Given task: Your task is to copy the listing exactly. Drop any pictures from the copy.

## BEGIN Material

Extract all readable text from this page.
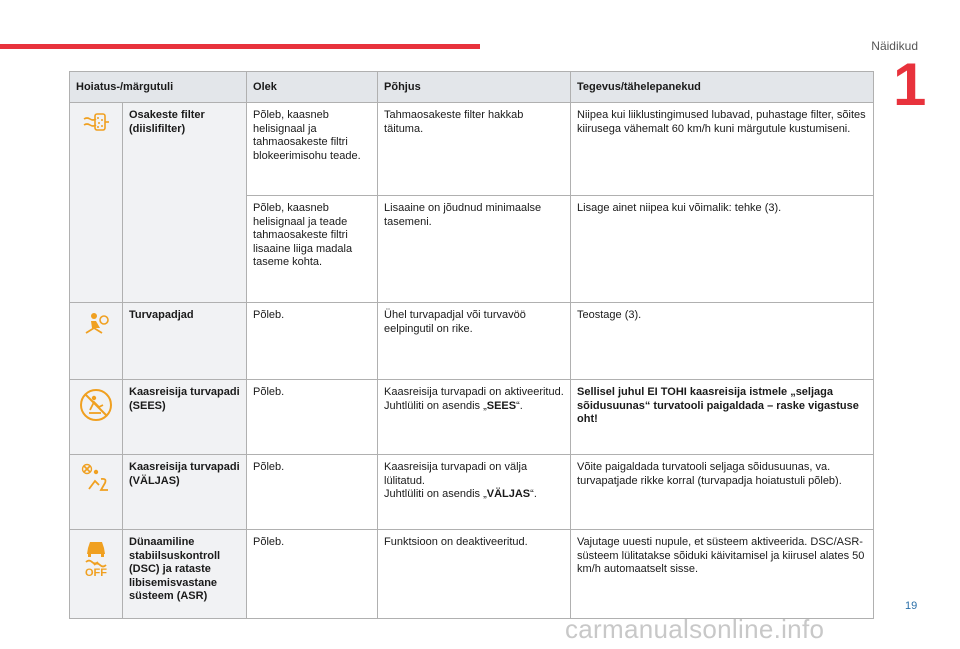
Näidikud
1
Hoiatus-/märgutuli		Olek	Põhjus	Tegevus/tähelepanekud

	Osakeste filter (diislifilter)	Põleb, kaasneb helisignaal ja tahmaosakeste filtri blokeerimisohu teade.	Tahmaosakeste filter hakkab täituma.	Niipea kui liiklustingimused lubavad, puhastage filter, sõites kiirusega vähemalt 60 km/h kuni märgutule kustumiseni.
		Põleb, kaasneb helisignaal ja teade tahmaosakeste filtri lisaaine liiga madala taseme kohta.	Lisaaine on jõudnud minimaalse tasemeni.	Lisage ainet niipea kui võimalik: tehke (3).

	Turvapadjad	Põleb.	Ühel turvapadjal või turvavöö eelpingutil on rike.	Teostage (3).

	Kaasreisija turvapadi (SEES)	Põleb.	Kaasreisija turvapadi on aktiveeritud.
Juhtlüliti on asendis „SEES“.	Sellisel juhul EI TOHI kaasreisija istmele „seljaga sõidusuunas“ turvatooli paigaldada – raske vigastuse oht!

	Kaasreisija turvapadi (VÄLJAS)	Põleb.	Kaasreisija turvapadi on välja lülitatud.
Juhtlüliti on asendis „VÄLJAS“.	Võite paigaldada turvatooli seljaga sõidusuunas, va. turvapatjade rikke korral (turvapadja hoiatustuli põleb).

OFF	Dünaamiline stabiilsuskontroll (DSC) ja rataste libisemisvastane süsteem (ASR)	Põleb.	Funktsioon on deaktiveeritud.	Vajutage uuesti nupule, et süsteem aktiveerida. DSC/ASR-süsteem lülitatakse sõiduki käivitamisel ja kiirusel alates 50 km/h automaatselt sisse.
19
carmanualsonline.info
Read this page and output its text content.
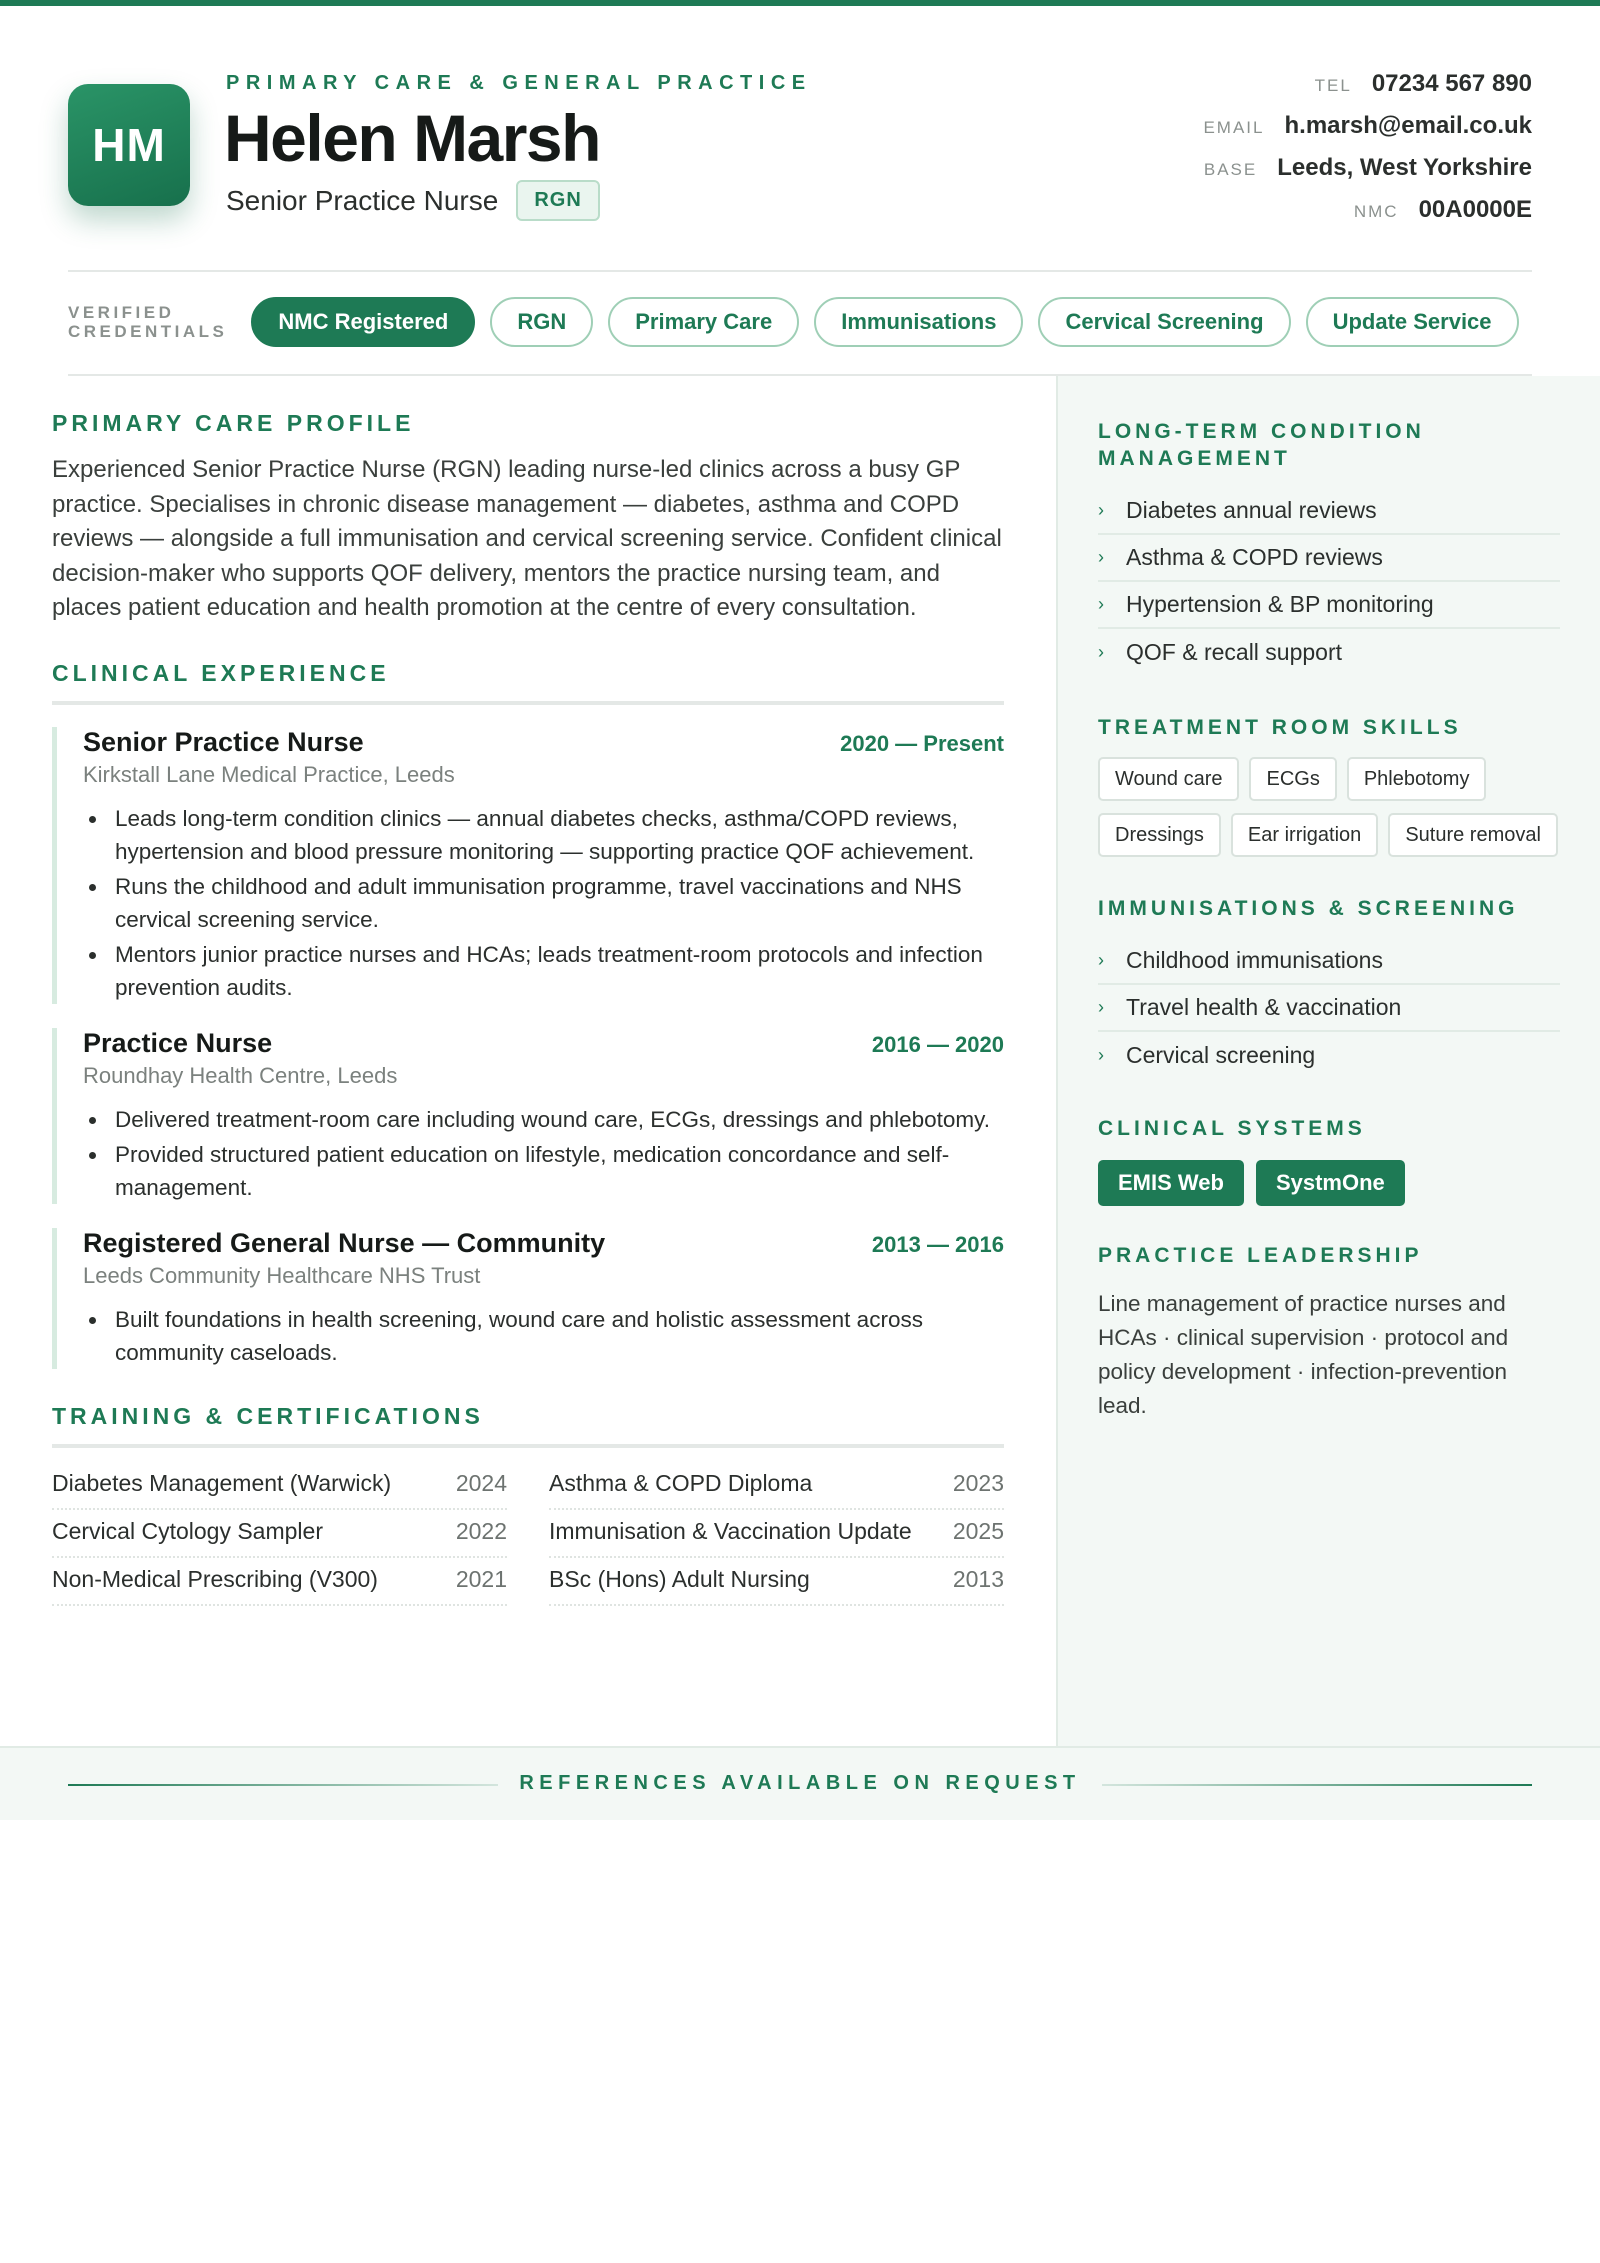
HM
PRIMARY CARE & GENERAL PRACTICE
Helen Marsh
Senior Practice Nurse	RGN
TEL 07234 567 890
EMAIL h.marsh@email.co.uk
BASE Leeds, West Yorkshire
NMC 00A0000E
VERIFIED
CREDENTIALS	NMC Registered	RGN	Primary Care	Immunisations	Cervical Screening	Update Service
PRIMARY CARE PROFILE

Experienced Senior Practice Nurse (RGN) leading nurse-led clinics across a busy GP practice. Specialises in chronic disease management — diabetes, asthma and COPD reviews — alongside a full immunisation and cervical screening service. Confident clinical decision-maker who supports QOF delivery, mentors the practice nursing team, and places patient education and health promotion at the centre of every consultation.

CLINICAL EXPERIENCE
Senior Practice Nurse	2020 — Present
Kirkstall Lane Medical Practice, Leeds
Leads long-term condition clinics — annual diabetes checks, asthma/COPD reviews, hypertension and blood pressure monitoring — supporting practice QOF achievement.
Runs the childhood and adult immunisation programme, travel vaccinations and NHS cervical screening service.
Mentors junior practice nurses and HCAs; leads treatment-room protocols and infection prevention audits.
Practice Nurse	2016 — 2020
Roundhay Health Centre, Leeds
Delivered treatment-room care including wound care, ECGs, dressings and phlebotomy.
Provided structured patient education on lifestyle, medication concordance and self-management.
Registered General Nurse — Community	2013 — 2016
Leeds Community Healthcare NHS Trust
Built foundations in health screening, wound care and holistic assessment across community caseloads.
TRAINING & CERTIFICATIONS
Diabetes Management (Warwick)	2024
Cervical Cytology Sampler	2022
Non-Medical Prescribing (V300)	2021
Asthma & COPD Diploma	2023
Immunisation & Vaccination Update 2025
BSc (Hons) Adult Nursing	2013
LONG-TERM CONDITION MANAGEMENT
› Diabetes annual reviews
› Asthma & COPD reviews
› Hypertension & BP monitoring
› QOF & recall support
TREATMENT ROOM SKILLS
Wound care	ECGs	Phlebotomy
Dressings	Ear irrigation	Suture removal
IMMUNISATIONS & SCREENING
› Childhood immunisations
› Travel health & vaccination
› Cervical screening
CLINICAL SYSTEMS
EMIS Web	SystmOne
PRACTICE LEADERSHIP

Line management of practice nurses and HCAs · clinical supervision · protocol and policy development · infection-prevention lead.

REFERENCES AVAILABLE ON REQUEST
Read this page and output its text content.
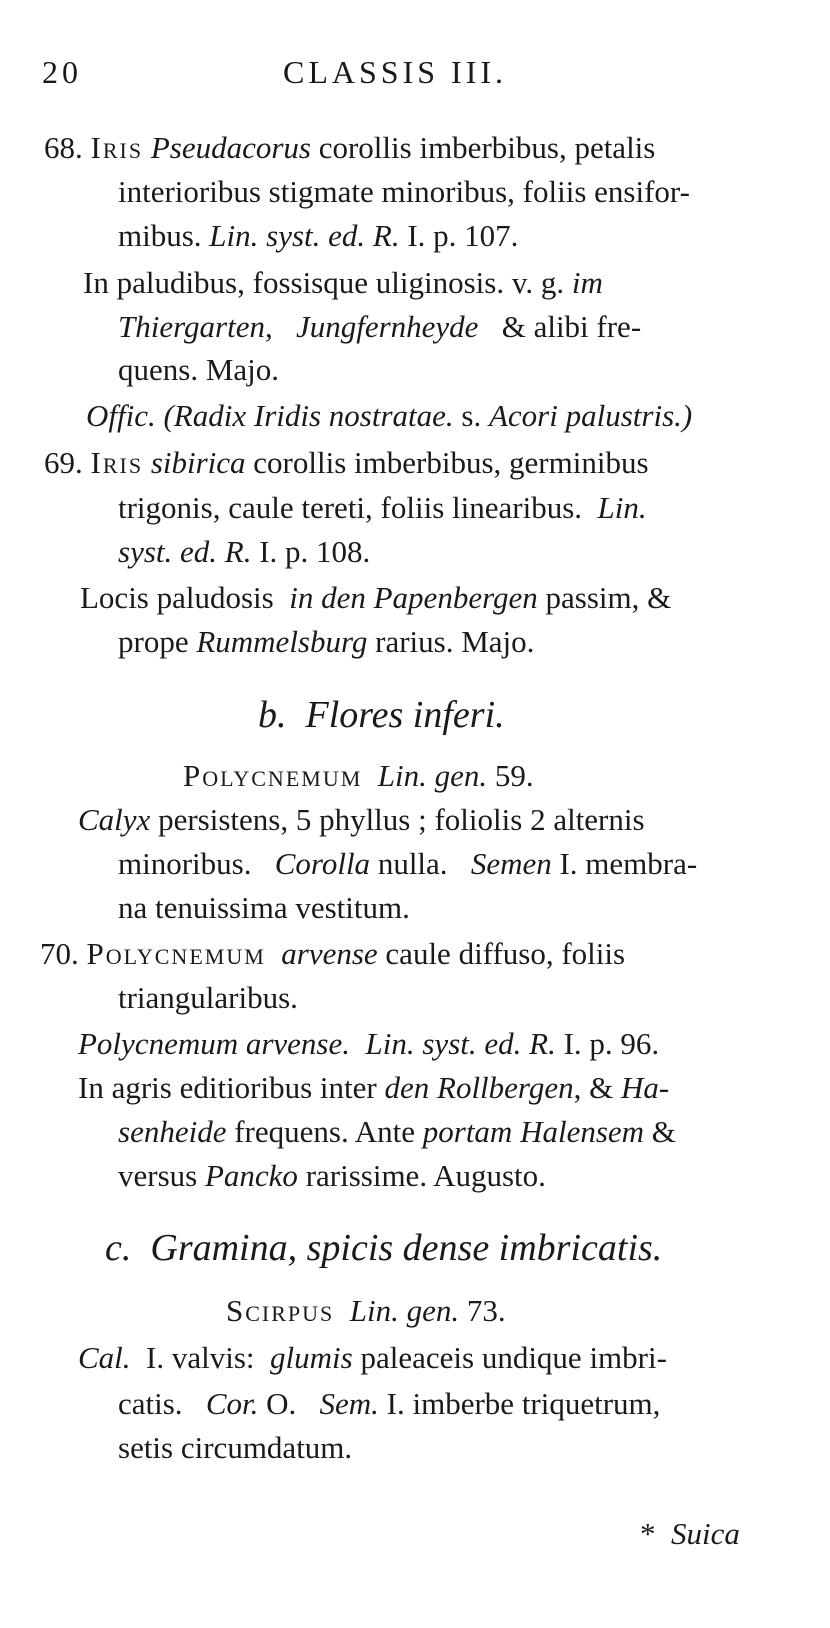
20	CLASSIS III.
68. Iris Pseudacorus corollis imberbibus, petalis
interioribus stigmate minoribus, foliis ensifor-
mibus. Lin. syst. ed. R. I. p. 107.
In paludibus, fossisque uliginosis. v. g. im
Thiergarten, Jungfernheyde & alibi fre-
quens. Majo.
Offic. (Radix Iridis nostratae. s. Acori palustris.)
69. Iris sibirica corollis imberbibus, germinibus
trigonis, caule tereti, foliis linearibus. Lin.
syst. ed. R. I. p. 108.
Locis paludosis in den Papenbergen passim, &
prope Rummelsburg rarius. Majo.
b. Flores inferi.
Polycnemum Lin. gen. 59.
Calyx persistens, 5 phyllus ; foliolis 2 alternis
minoribus. Corolla nulla. Semen I. membra-
na tenuissima vestitum.
70. Polycnemum arvense caule diffuso, foliis
triangularibus.
Polycnemum arvense. Lin. syst. ed. R. I. p. 96.
In agris editioribus inter den Rollbergen, & Ha-
senheide frequens. Ante portam Halensem &
versus Pancko rarissime. Augusto.
c. Gramina, spicis dense imbricatis.
Scirpus Lin. gen. 73.
Cal. I. valvis: glumis paleaceis undique imbri-
catis. Cor. O. Sem. I. imberbe triquetrum,
setis circumdatum.
* Suica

## END Material

Reply:
Extract all readable text from this page.
Näidikud
1
Hoiatus-/märgutuli		Olek	Põhjus	Tegevus/tähelepanekud

	Osakeste filter (diislifilter)	Põleb, kaasneb helisignaal ja tahmaosakeste filtri blokeerimisohu teade.	Tahmaosakeste filter hakkab täituma.	Niipea kui liiklustingimused lubavad, puhastage filter, sõites kiirusega vähemalt 60 km/h kuni märgutule kustumiseni.
		Põleb, kaasneb helisignaal ja teade tahmaosakeste filtri lisaaine liiga madala taseme kohta.	Lisaaine on jõudnud minimaalse tasemeni.	Lisage ainet niipea kui võimalik: tehke (3).

	Turvapadjad	Põleb.	Ühel turvapadjal või turvavöö eelpingutil on rike.	Teostage (3).

	Kaasreisija turvapadi (SEES)	Põleb.	Kaasreisija turvapadi on aktiveeritud.
Juhtlüliti on asendis „SEES“.	Sellisel juhul EI TOHI kaasreisija istmele „seljaga sõidusuunas“ turvatooli paigaldada – raske vigastuse oht!

	Kaasreisija turvapadi (VÄLJAS)	Põleb.	Kaasreisija turvapadi on välja lülitatud.
Juhtlüliti on asendis „VÄLJAS“.	Võite paigaldada turvatooli seljaga sõidusuunas, va. turvapatjade rikke korral (turvapadja hoiatustuli põleb).

OFF	Dünaamiline stabiilsuskontroll (DSC) ja rataste libisemisvastane süsteem (ASR)	Põleb.	Funktsioon on deaktiveeritud.	Vajutage uuesti nupule, et süsteem aktiveerida. DSC/ASR-süsteem lülitatakse sõiduki käivitamisel ja kiirusel alates 50 km/h automaatselt sisse.
19
carmanualsonline.info
Read this page and output its text content.
HM
PRIMARY CARE & GENERAL PRACTICE
Helen Marsh
Senior Practice Nurse	RGN
TEL 07234 567 890
EMAIL h.marsh@email.co.uk
BASE Leeds, West Yorkshire
NMC 00A0000E
VERIFIED
CREDENTIALS	NMC Registered	RGN	Primary Care	Immunisations	Cervical Screening	Update Service
PRIMARY CARE PROFILE

Experienced Senior Practice Nurse (RGN) leading nurse-led clinics across a busy GP practice. Specialises in chronic disease management — diabetes, asthma and COPD reviews — alongside a full immunisation and cervical screening service. Confident clinical decision-maker who supports QOF delivery, mentors the practice nursing team, and places patient education and health promotion at the centre of every consultation.

CLINICAL EXPERIENCE
Senior Practice Nurse	2020 — Present
Kirkstall Lane Medical Practice, Leeds
Leads long-term condition clinics — annual diabetes checks, asthma/COPD reviews, hypertension and blood pressure monitoring — supporting practice QOF achievement.
Runs the childhood and adult immunisation programme, travel vaccinations and NHS cervical screening service.
Mentors junior practice nurses and HCAs; leads treatment-room protocols and infection prevention audits.
Practice Nurse	2016 — 2020
Roundhay Health Centre, Leeds
Delivered treatment-room care including wound care, ECGs, dressings and phlebotomy.
Provided structured patient education on lifestyle, medication concordance and self-management.
Registered General Nurse — Community	2013 — 2016
Leeds Community Healthcare NHS Trust
Built foundations in health screening, wound care and holistic assessment across community caseloads.
TRAINING & CERTIFICATIONS
Diabetes Management (Warwick)	2024
Cervical Cytology Sampler	2022
Non-Medical Prescribing (V300)	2021
Asthma & COPD Diploma	2023
Immunisation & Vaccination Update 2025
BSc (Hons) Adult Nursing	2013
LONG-TERM CONDITION MANAGEMENT
› Diabetes annual reviews
› Asthma & COPD reviews
› Hypertension & BP monitoring
› QOF & recall support
TREATMENT ROOM SKILLS
Wound care	ECGs	Phlebotomy
Dressings	Ear irrigation	Suture removal
IMMUNISATIONS & SCREENING
› Childhood immunisations
› Travel health & vaccination
› Cervical screening
CLINICAL SYSTEMS
EMIS Web	SystmOne
PRACTICE LEADERSHIP

Line management of practice nurses and HCAs · clinical supervision · protocol and policy development · infection-prevention lead.

REFERENCES AVAILABLE ON REQUEST
Read this page and output its text content.
20	CLASSIS III.
68. Iris Pseudacorus corollis imberbibus, petalis
interioribus stigmate minoribus, foliis ensifor-
mibus. Lin. syst. ed. R. I. p. 107.
In paludibus, fossisque uliginosis. v. g. im
Thiergarten, Jungfernheyde & alibi fre-
quens. Majo.
Offic. (Radix Iridis nostratae. s. Acori palustris.)
69. Iris sibirica corollis imberbibus, germinibus
trigonis, caule tereti, foliis linearibus. Lin.
syst. ed. R. I. p. 108.
Locis paludosis in den Papenbergen passim, &
prope Rummelsburg rarius. Majo.
b. Flores inferi.
Polycnemum Lin. gen. 59.
Calyx persistens, 5 phyllus ; foliolis 2 alternis
minoribus. Corolla nulla. Semen I. membra-
na tenuissima vestitum.
70. Polycnemum arvense caule diffuso, foliis
triangularibus.
Polycnemum arvense. Lin. syst. ed. R. I. p. 96.
In agris editioribus inter den Rollbergen, & Ha-
senheide frequens. Ante portam Halensem &
versus Pancko rarissime. Augusto.
c. Gramina, spicis dense imbricatis.
Scirpus Lin. gen. 73.
Cal. I. valvis: glumis paleaceis undique imbri-
catis. Cor. O. Sem. I. imberbe triquetrum,
setis circumdatum.
* Suica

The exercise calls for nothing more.